[Records]
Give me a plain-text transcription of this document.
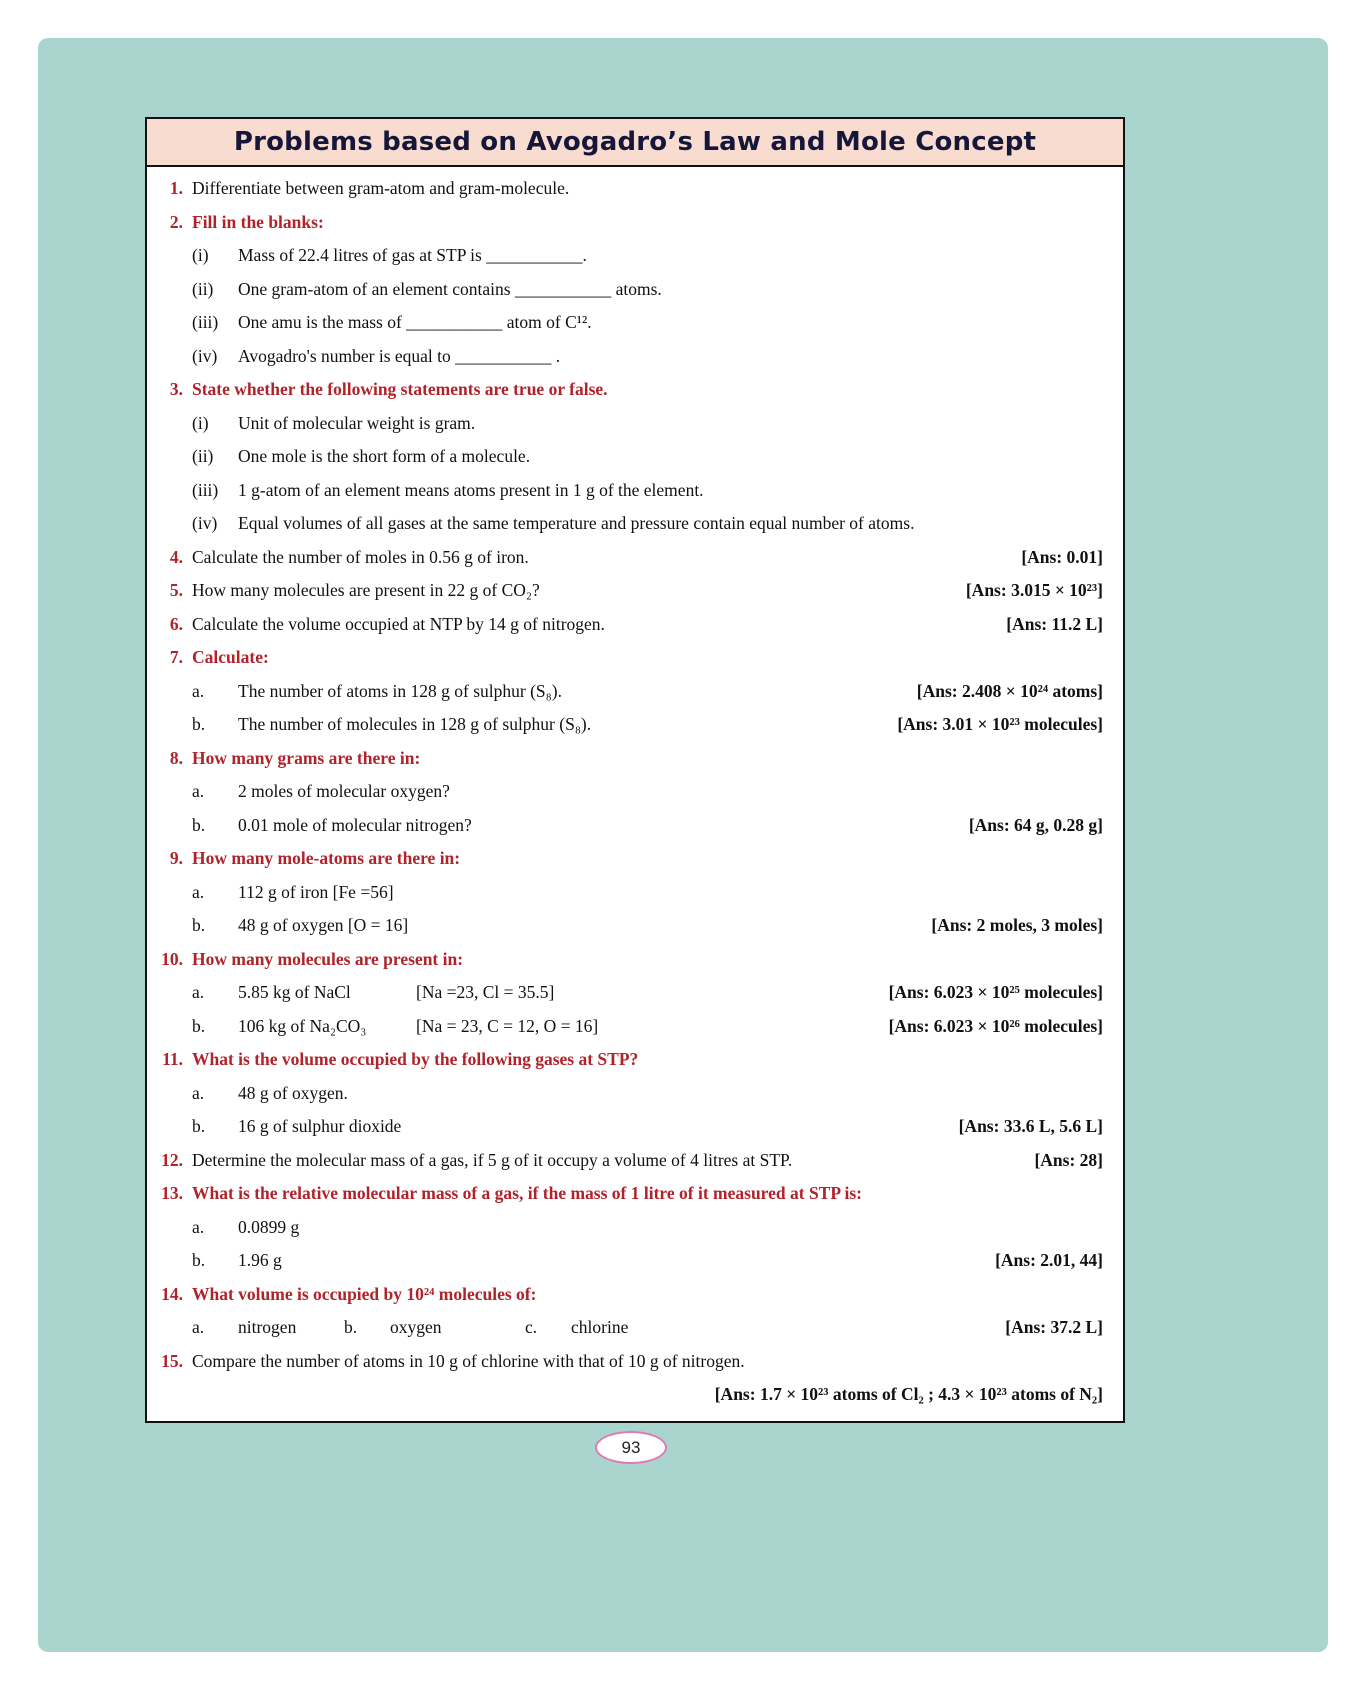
Problems based on Avogadro’s Law and Mole Concept
1. Differentiate between gram-atom and gram-molecule.
2. Fill in the blanks:
(i)	Mass of 22.4 litres of gas at STP is ___________.
(ii)	One gram-atom of an element contains ___________ atoms.
(iii)	One amu is the mass of ___________ atom of C¹².
(iv)	Avogadro's number is equal to ___________ .
3. State whether the following statements are true or false.
(i)	Unit of molecular weight is gram.
(ii)	One mole is the short form of a molecule.
(iii)	1 g-atom of an element means atoms present in 1 g of the element.
(iv)	Equal volumes of all gases at the same temperature and pressure contain equal number of atoms.
4. Calculate the number of moles in 0.56 g of iron.	[Ans: 0.01]
5. How many molecules are present in 22 g of CO₂?	[Ans: 3.015 × 10²³]
6. Calculate the volume occupied at NTP by 14 g of nitrogen.	[Ans: 11.2 L]
7. Calculate:
a.	The number of atoms in 128 g of sulphur (S₈).	[Ans: 2.408 × 10²⁴ atoms]
b.	The number of molecules in 128 g of sulphur (S₈).	[Ans: 3.01 × 10²³ molecules]
8. How many grams are there in:
a.	2 moles of molecular oxygen?
b.	0.01 mole of molecular nitrogen?	[Ans: 64 g, 0.28 g]
9. How many mole-atoms are there in:
a.	112 g of iron [Fe =56]
b.	48 g of oxygen [O = 16]	[Ans: 2 moles, 3 moles]
10. How many molecules are present in:
a.	5.85 kg of NaCl	[Na =23, Cl = 35.5]	[Ans: 6.023 × 10²⁵ molecules]
b.	106 kg of Na₂CO₃	[Na = 23, C = 12, O = 16]	[Ans: 6.023 × 10²⁶ molecules]
11. What is the volume occupied by the following gases at STP?
a.	48 g of oxygen.
b.	16 g of sulphur dioxide	[Ans: 33.6 L, 5.6 L]
12. Determine the molecular mass of a gas, if 5 g of it occupy a volume of 4 litres at STP.	[Ans: 28]
13. What is the relative molecular mass of a gas, if the mass of 1 litre of it measured at STP is:
a.	0.0899 g
b.	1.96 g	[Ans: 2.01, 44]
14. What volume is occupied by 10²⁴ molecules of:
a.	nitrogen	b.	oxygen	c.	chlorine	[Ans: 37.2 L]
15. Compare the number of atoms in 10 g of chlorine with that of 10 g of nitrogen.
[Ans: 1.7 × 10²³ atoms of Cl₂ ; 4.3 × 10²³ atoms of N₂]
93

AIM:
All of the data needs repeating exactly, but the pictures do not.

WRITTEN SOLUTION:
Give me a plain-text transcription of this document.
Problems based on Avogadro’s Law and Mole Concept
1. Differentiate between gram-atom and gram-molecule.
2. Fill in the blanks:
(i)	Mass of 22.4 litres of gas at STP is ___________.
(ii)	One gram-atom of an element contains ___________ atoms.
(iii)	One amu is the mass of ___________ atom of C¹².
(iv)	Avogadro's number is equal to ___________ .
3. State whether the following statements are true or false.
(i)	Unit of molecular weight is gram.
(ii)	One mole is the short form of a molecule.
(iii)	1 g-atom of an element means atoms present in 1 g of the element.
(iv)	Equal volumes of all gases at the same temperature and pressure contain equal number of atoms.
4. Calculate the number of moles in 0.56 g of iron.	[Ans: 0.01]
5. How many molecules are present in 22 g of CO₂?	[Ans: 3.015 × 10²³]
6. Calculate the volume occupied at NTP by 14 g of nitrogen.	[Ans: 11.2 L]
7. Calculate:
a.	The number of atoms in 128 g of sulphur (S₈).	[Ans: 2.408 × 10²⁴ atoms]
b.	The number of molecules in 128 g of sulphur (S₈).	[Ans: 3.01 × 10²³ molecules]
8. How many grams are there in:
a.	2 moles of molecular oxygen?
b.	0.01 mole of molecular nitrogen?	[Ans: 64 g, 0.28 g]
9. How many mole-atoms are there in:
a.	112 g of iron [Fe =56]
b.	48 g of oxygen [O = 16]	[Ans: 2 moles, 3 moles]
10. How many molecules are present in:
a.	5.85 kg of NaCl	[Na =23, Cl = 35.5]	[Ans: 6.023 × 10²⁵ molecules]
b.	106 kg of Na₂CO₃	[Na = 23, C = 12, O = 16]	[Ans: 6.023 × 10²⁶ molecules]
11. What is the volume occupied by the following gases at STP?
a.	48 g of oxygen.
b.	16 g of sulphur dioxide	[Ans: 33.6 L, 5.6 L]
12. Determine the molecular mass of a gas, if 5 g of it occupy a volume of 4 litres at STP.	[Ans: 28]
13. What is the relative molecular mass of a gas, if the mass of 1 litre of it measured at STP is:
a.	0.0899 g
b.	1.96 g	[Ans: 2.01, 44]
14. What volume is occupied by 10²⁴ molecules of:
a.	nitrogen	b.	oxygen	c.	chlorine	[Ans: 37.2 L]
15. Compare the number of atoms in 10 g of chlorine with that of 10 g of nitrogen.
[Ans: 1.7 × 10²³ atoms of Cl₂ ; 4.3 × 10²³ atoms of N₂]
93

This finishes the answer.